§ **What you will do**:
Take the material below and write it all out again exactly.

[Data entries]
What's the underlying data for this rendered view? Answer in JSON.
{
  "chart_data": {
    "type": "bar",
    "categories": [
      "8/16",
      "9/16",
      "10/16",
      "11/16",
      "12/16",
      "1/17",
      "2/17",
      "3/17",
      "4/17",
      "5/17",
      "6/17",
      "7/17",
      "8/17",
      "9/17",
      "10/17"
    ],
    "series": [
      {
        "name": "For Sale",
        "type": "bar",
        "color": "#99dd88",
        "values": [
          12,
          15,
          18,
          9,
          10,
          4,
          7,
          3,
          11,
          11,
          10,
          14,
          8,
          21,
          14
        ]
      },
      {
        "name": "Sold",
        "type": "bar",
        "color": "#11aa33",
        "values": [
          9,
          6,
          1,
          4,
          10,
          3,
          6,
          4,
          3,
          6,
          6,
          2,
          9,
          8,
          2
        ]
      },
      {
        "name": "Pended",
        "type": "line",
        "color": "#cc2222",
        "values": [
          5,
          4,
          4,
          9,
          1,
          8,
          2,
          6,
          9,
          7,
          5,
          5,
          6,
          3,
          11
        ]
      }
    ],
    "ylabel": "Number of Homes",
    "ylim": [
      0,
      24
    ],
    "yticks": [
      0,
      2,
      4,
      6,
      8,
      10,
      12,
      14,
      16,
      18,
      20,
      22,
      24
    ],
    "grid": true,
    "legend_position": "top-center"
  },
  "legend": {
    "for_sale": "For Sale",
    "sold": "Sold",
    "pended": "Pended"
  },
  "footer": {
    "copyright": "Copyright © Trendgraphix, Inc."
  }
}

§ **Result of the exercise**:
What's the underlying data for this rendered view? Answer in JSON.
{
  "chart_data": {
    "type": "bar",
    "categories": [
      "8/16",
      "9/16",
      "10/16",
      "11/16",
      "12/16",
      "1/17",
      "2/17",
      "3/17",
      "4/17",
      "5/17",
      "6/17",
      "7/17",
      "8/17",
      "9/17",
      "10/17"
    ],
    "series": [
      {
        "name": "For Sale",
        "type": "bar",
        "color": "#99dd88",
        "values": [
          12,
          15,
          18,
          9,
          10,
          4,
          7,
          3,
          11,
          11,
          10,
          14,
          8,
          21,
          14
        ]
      },
      {
        "name": "Sold",
        "type": "bar",
        "color": "#11aa33",
        "values": [
          9,
          6,
          1,
          4,
          10,
          3,
          6,
          4,
          3,
          6,
          6,
          2,
          9,
          8,
          2
        ]
      },
      {
        "name": "Pended",
        "type": "line",
        "color": "#cc2222",
        "values": [
          5,
          4,
          4,
          9,
          1,
          8,
          2,
          6,
          9,
          7,
          5,
          5,
          6,
          3,
          11
        ]
      }
    ],
    "ylabel": "Number of Homes",
    "ylim": [
      0,
      24
    ],
    "yticks": [
      0,
      2,
      4,
      6,
      8,
      10,
      12,
      14,
      16,
      18,
      20,
      22,
      24
    ],
    "grid": true,
    "legend_position": "top-center"
  },
  "legend": {
    "for_sale": "For Sale",
    "sold": "Sold",
    "pended": "Pended"
  },
  "footer": {
    "copyright": "Copyright © Trendgraphix, Inc."
  }
}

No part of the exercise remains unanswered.